▸ **Written instruction**: Print the records below exactly as they appear.

==== Data for the task ====

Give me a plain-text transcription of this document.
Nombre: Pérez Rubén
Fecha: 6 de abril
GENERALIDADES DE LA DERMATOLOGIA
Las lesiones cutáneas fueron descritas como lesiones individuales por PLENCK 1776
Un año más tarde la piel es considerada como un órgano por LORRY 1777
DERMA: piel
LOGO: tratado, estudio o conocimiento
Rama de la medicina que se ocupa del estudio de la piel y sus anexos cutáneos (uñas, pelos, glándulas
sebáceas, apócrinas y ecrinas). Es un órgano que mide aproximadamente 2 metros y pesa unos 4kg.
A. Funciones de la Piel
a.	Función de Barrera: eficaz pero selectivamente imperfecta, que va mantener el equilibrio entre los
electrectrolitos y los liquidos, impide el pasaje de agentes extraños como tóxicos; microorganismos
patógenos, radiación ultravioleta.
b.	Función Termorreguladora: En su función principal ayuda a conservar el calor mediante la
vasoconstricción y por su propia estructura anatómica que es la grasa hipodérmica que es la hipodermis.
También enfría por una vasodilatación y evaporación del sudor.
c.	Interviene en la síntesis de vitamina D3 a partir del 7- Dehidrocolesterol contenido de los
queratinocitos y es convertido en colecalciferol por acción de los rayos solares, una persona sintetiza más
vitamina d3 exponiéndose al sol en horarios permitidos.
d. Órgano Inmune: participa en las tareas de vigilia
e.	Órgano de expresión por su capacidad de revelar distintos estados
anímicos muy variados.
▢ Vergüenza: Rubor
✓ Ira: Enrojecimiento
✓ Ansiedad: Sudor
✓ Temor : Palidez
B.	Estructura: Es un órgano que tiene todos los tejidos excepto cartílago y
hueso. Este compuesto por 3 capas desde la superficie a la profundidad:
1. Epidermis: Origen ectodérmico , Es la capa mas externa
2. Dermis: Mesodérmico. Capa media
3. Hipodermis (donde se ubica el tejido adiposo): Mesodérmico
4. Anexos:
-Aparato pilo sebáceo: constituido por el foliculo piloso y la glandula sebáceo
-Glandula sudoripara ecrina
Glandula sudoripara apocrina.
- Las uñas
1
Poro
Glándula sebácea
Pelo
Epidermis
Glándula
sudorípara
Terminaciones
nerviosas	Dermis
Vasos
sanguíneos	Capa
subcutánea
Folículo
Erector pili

====

▸ **Worked answer**:
Give me a plain-text transcription of this document.
Nombre: Pérez Rubén
Fecha: 6 de abril
GENERALIDADES DE LA DERMATOLOGIA
Las lesiones cutáneas fueron descritas como lesiones individuales por PLENCK 1776
Un año más tarde la piel es considerada como un órgano por LORRY 1777
DERMA: piel
LOGO: tratado, estudio o conocimiento
Rama de la medicina que se ocupa del estudio de la piel y sus anexos cutáneos (uñas, pelos, glándulas
sebáceas, apócrinas y ecrinas). Es un órgano que mide aproximadamente 2 metros y pesa unos 4kg.
A. Funciones de la Piel
a.	Función de Barrera: eficaz pero selectivamente imperfecta, que va mantener el equilibrio entre los
electrectrolitos y los liquidos, impide el pasaje de agentes extraños como tóxicos; microorganismos
patógenos, radiación ultravioleta.
b.	Función Termorreguladora: En su función principal ayuda a conservar el calor mediante la
vasoconstricción y por su propia estructura anatómica que es la grasa hipodérmica que es la hipodermis.
También enfría por una vasodilatación y evaporación del sudor.
c.	Interviene en la síntesis de vitamina D3 a partir del 7- Dehidrocolesterol contenido de los
queratinocitos y es convertido en colecalciferol por acción de los rayos solares, una persona sintetiza más
vitamina d3 exponiéndose al sol en horarios permitidos.
d. Órgano Inmune: participa en las tareas de vigilia
e.	Órgano de expresión por su capacidad de revelar distintos estados
anímicos muy variados.
▢ Vergüenza: Rubor
✓ Ira: Enrojecimiento
✓ Ansiedad: Sudor
✓ Temor : Palidez
B.	Estructura: Es un órgano que tiene todos los tejidos excepto cartílago y
hueso. Este compuesto por 3 capas desde la superficie a la profundidad:
1. Epidermis: Origen ectodérmico , Es la capa mas externa
2. Dermis: Mesodérmico. Capa media
3. Hipodermis (donde se ubica el tejido adiposo): Mesodérmico
4. Anexos:
-Aparato pilo sebáceo: constituido por el foliculo piloso y la glandula sebáceo
-Glandula sudoripara ecrina
Glandula sudoripara apocrina.
- Las uñas
1
Poro
Glándula sebácea
Pelo
Epidermis
Glándula
sudorípara
Terminaciones
nerviosas	Dermis
Vasos
sanguíneos	Capa
subcutánea
Folículo
Erector pili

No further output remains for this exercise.